## Goal 1
Retype the passage on the sculptor Trijoto from "Trijoto died at" up to and including "Beethoven throughout Indonesia.".
## Goal 2
In the passage on the sculptor Trijoto, which of her sculptures is said to be the only one that survives?
[start of Page extract]
Trijoto died at home on 8 January 1989. She was buried at the Wahidin Soedirohoesodo Family Graveyard in Sleman, Yogyakarta, after a funeral attended by thousands—including the Prince of Mangkubumi. Her family reported that, four days before her death, she had expressed a desire to sculpt all of the National Heroes of Indonesia and mass produce them to replace busts of Wolfgang Amadeus Mozart and Ludwig van Beethoven throughout Indonesia.

==Art==
Trijoto used a range of materials, starting with clay and later working with stones, metals, and marble. She preferred working with stone, as the material reminded her of the indigenous sculptors of monuments such as Borobudur and Prambanan temples. Thematically, she primarily depicted animals and revolutionaries, realized through expressive realism. Her works were characterized, according to the arts critic Karen Hardini, by strong lines that nonetheless had a soft touch.

Trijoto has been identified as Indonesia's first female sculptor, and in an obituary in the newspaper Kompas the arts writer Agus Dermawan T. also described her as Indonesia's first professional sculptor. Despite this, as of 2025, Trijoto and her work had received little scholarly attention, which Hardini attributes to the politics of changing regimes as well as the general marginalization of women artists in Indonesia. Histories of Indonesian art have focused more on Trijoto's father Abdullah and her brother Basuki, while discussions specifically about Trijoto have been primarily published in compendia of Indonesian women artists.

Trijoto's only surviving sculpture is the Ketaton Bull Monument. In 1990, the monument was moved from the Madiun Heroes' Cemetery to Wilis Stadium. It was also modified to remove the warrior and the original inscription, reducing the political symbolism of the bull during the New Order. Her sculpture Sinar dan Bayangan was removed in 1962 and replaced with a statue of Gadjah Mada; as of 2025, its whereabouts are unknown. Similarly, the Garuda sculpture at Maguwoharjo had been replaced by 1989.
[end of Page extract]
[start of Data provided]
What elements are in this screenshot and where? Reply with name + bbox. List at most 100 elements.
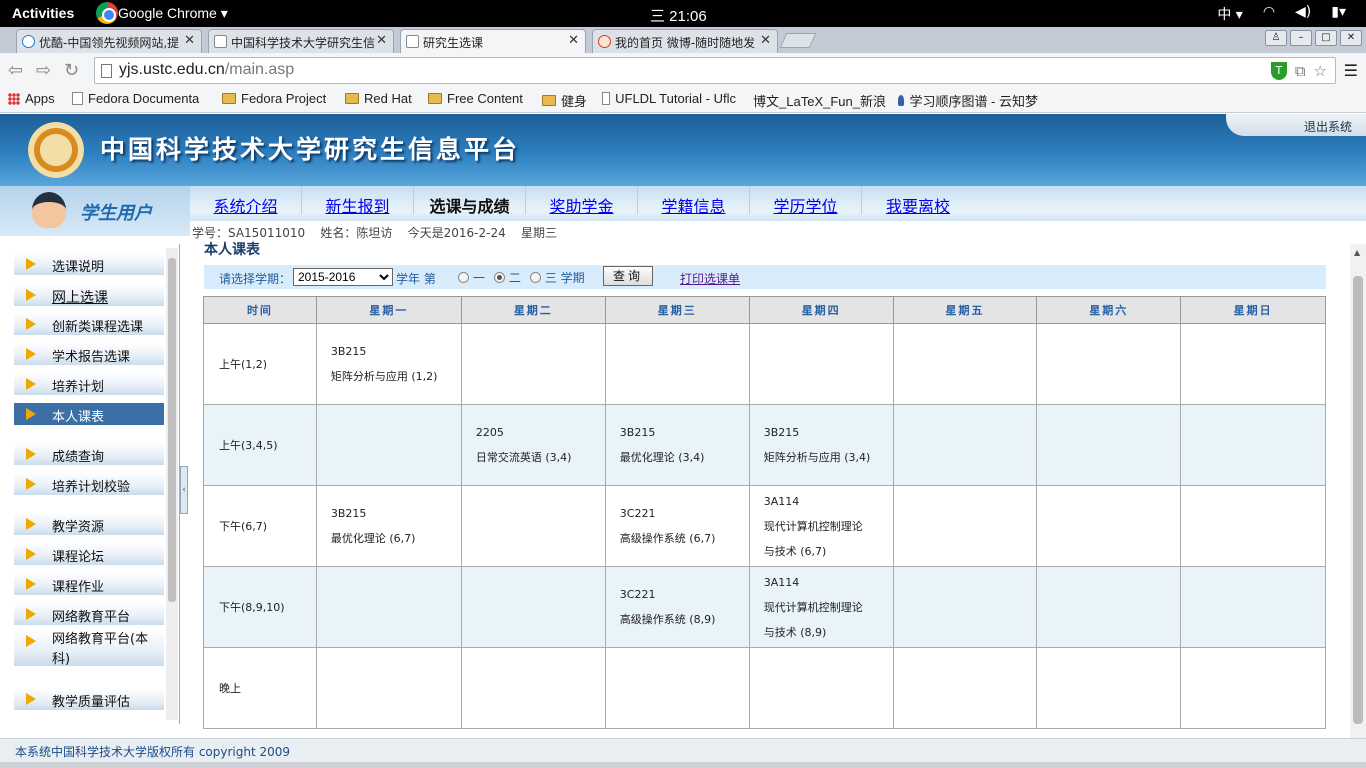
[end of Data provided]
## Response 1
Trijoto died at home on 8 January 1989. She was buried at the Wahidin Soedirohoesodo Family Graveyard in Sleman, Yogyakarta, after a funeral attended by thousands—including the Prince of Mangkubumi. Her family reported that, four days before her death, she had expressed a desire to sculpt all of the National Heroes of Indonesia and mass produce them to replace busts of Wolfgang Amadeus Mozart and Ludwig van Beethoven throughout Indonesia.

## Response 2
The Ketaton Bull Monument.